* begin GIVEN RECORDS *

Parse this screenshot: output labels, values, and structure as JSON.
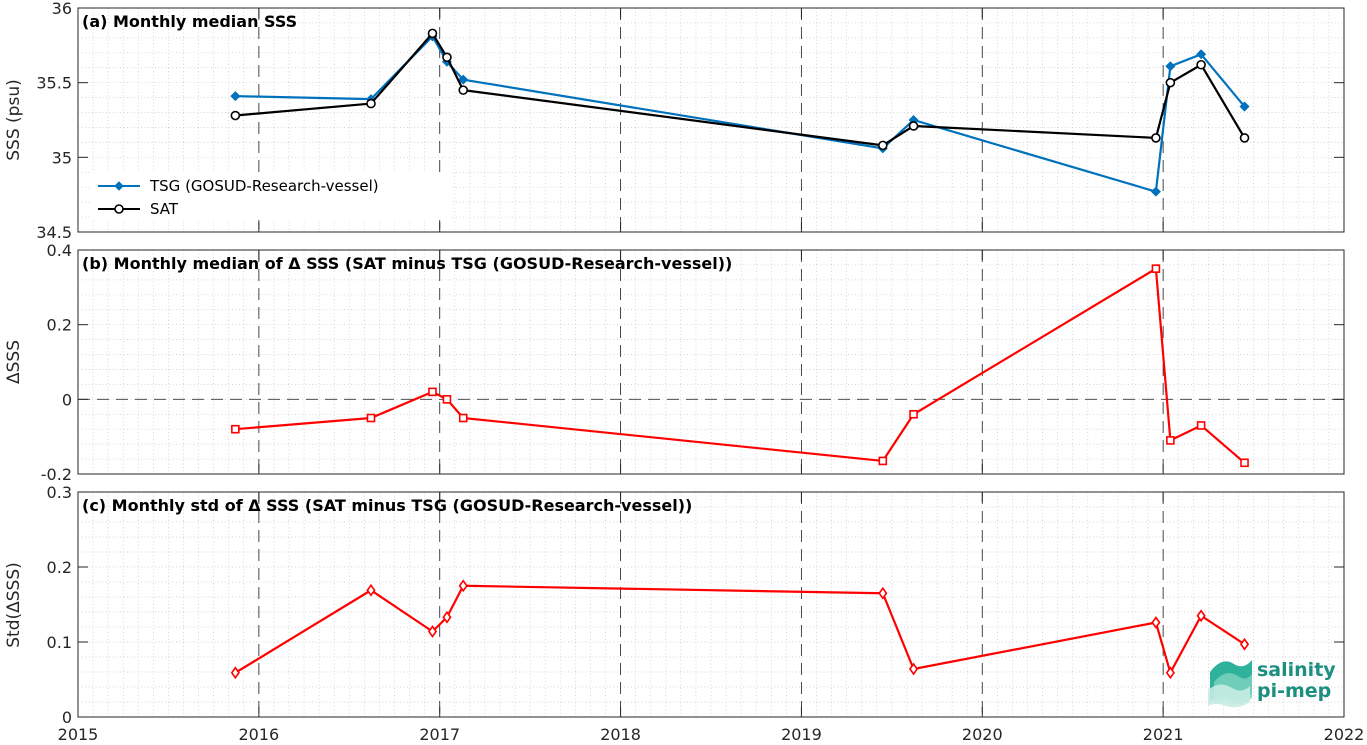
{
  "chart_data": [
    {
      "id": "a",
      "type": "line",
      "title": "(a) Monthly median SSS",
      "ylabel": "SSS (psu)",
      "ylim": [
        34.5,
        36
      ],
      "yticks": [
        34.5,
        35,
        35.5,
        36
      ],
      "ytick_labels": [
        "34.5",
        "35",
        "35.5",
        "36"
      ],
      "grid": true,
      "legend_position": "middle-left",
      "series": [
        {
          "name": "TSG (GOSUD-Research-vessel)",
          "color": "#0072bd",
          "marker": "diamond-filled",
          "x": [
            2015.87,
            2016.62,
            2016.96,
            2017.04,
            2017.13,
            2019.45,
            2019.62,
            2020.96,
            2021.04,
            2021.21,
            2021.45
          ],
          "y": [
            35.41,
            35.39,
            35.81,
            35.64,
            35.52,
            35.06,
            35.25,
            34.77,
            35.61,
            35.69,
            35.34
          ]
        },
        {
          "name": "SAT",
          "color": "#000000",
          "marker": "circle-open",
          "x": [
            2015.87,
            2016.62,
            2016.96,
            2017.04,
            2017.13,
            2019.45,
            2019.62,
            2020.96,
            2021.04,
            2021.21,
            2021.45
          ],
          "y": [
            35.28,
            35.36,
            35.83,
            35.67,
            35.45,
            35.08,
            35.21,
            35.13,
            35.5,
            35.62,
            35.13
          ]
        }
      ]
    },
    {
      "id": "b",
      "type": "line",
      "title": "(b) Monthly median of Δ SSS (SAT minus TSG (GOSUD-Research-vessel))",
      "ylabel": "ΔSSS",
      "ylim": [
        -0.2,
        0.4
      ],
      "yticks": [
        -0.2,
        0,
        0.2,
        0.4
      ],
      "ytick_labels": [
        "-0.2",
        "0",
        "0.2",
        "0.4"
      ],
      "grid": true,
      "zero_line": true,
      "series": [
        {
          "color": "#ff0000",
          "marker": "square-open",
          "x": [
            2015.87,
            2016.62,
            2016.96,
            2017.04,
            2017.13,
            2019.45,
            2019.62,
            2020.96,
            2021.04,
            2021.21,
            2021.45
          ],
          "y": [
            -0.08,
            -0.05,
            0.02,
            0.0,
            -0.05,
            -0.165,
            -0.04,
            0.35,
            -0.11,
            -0.07,
            -0.17
          ]
        }
      ]
    },
    {
      "id": "c",
      "type": "line",
      "title": "(c) Monthly std of Δ SSS (SAT minus TSG (GOSUD-Research-vessel))",
      "ylabel": "Std(ΔSSS)",
      "ylim": [
        0,
        0.3
      ],
      "yticks": [
        0,
        0.1,
        0.2,
        0.3
      ],
      "ytick_labels": [
        "0",
        "0.1",
        "0.2",
        "0.3"
      ],
      "grid": true,
      "series": [
        {
          "color": "#ff0000",
          "marker": "diamond-open",
          "x": [
            2015.87,
            2016.62,
            2016.96,
            2017.04,
            2017.13,
            2019.45,
            2019.62,
            2020.96,
            2021.04,
            2021.21,
            2021.45
          ],
          "y": [
            0.059,
            0.169,
            0.114,
            0.133,
            0.175,
            0.165,
            0.064,
            0.126,
            0.059,
            0.135,
            0.097
          ]
        }
      ]
    }
  ],
  "xaxis": {
    "xlim": [
      2015,
      2022
    ],
    "ticks": [
      2015,
      2016,
      2017,
      2018,
      2019,
      2020,
      2021,
      2022
    ],
    "tick_labels": [
      "2015",
      "2016",
      "2017",
      "2018",
      "2019",
      "2020",
      "2021",
      "2022"
    ]
  },
  "logo": {
    "line1": "salinity",
    "line2": "pi-mep"
  }
}
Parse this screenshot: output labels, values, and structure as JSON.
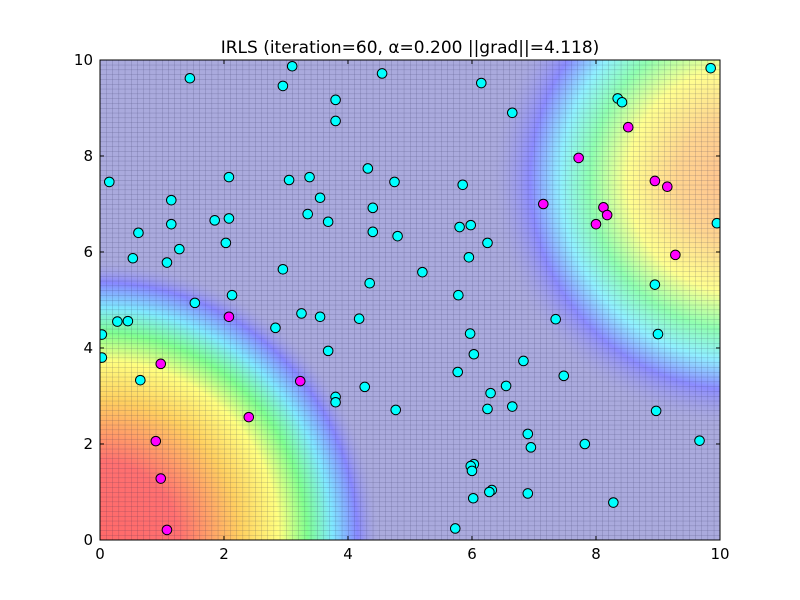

* end GIVEN RECORDS *

TASK OBJECTIVE
Find every line above that contains the word "diamond", and return each one.

THE COMPLETED TASK
          "marker": "diamond-filled",
          "marker": "diamond-open",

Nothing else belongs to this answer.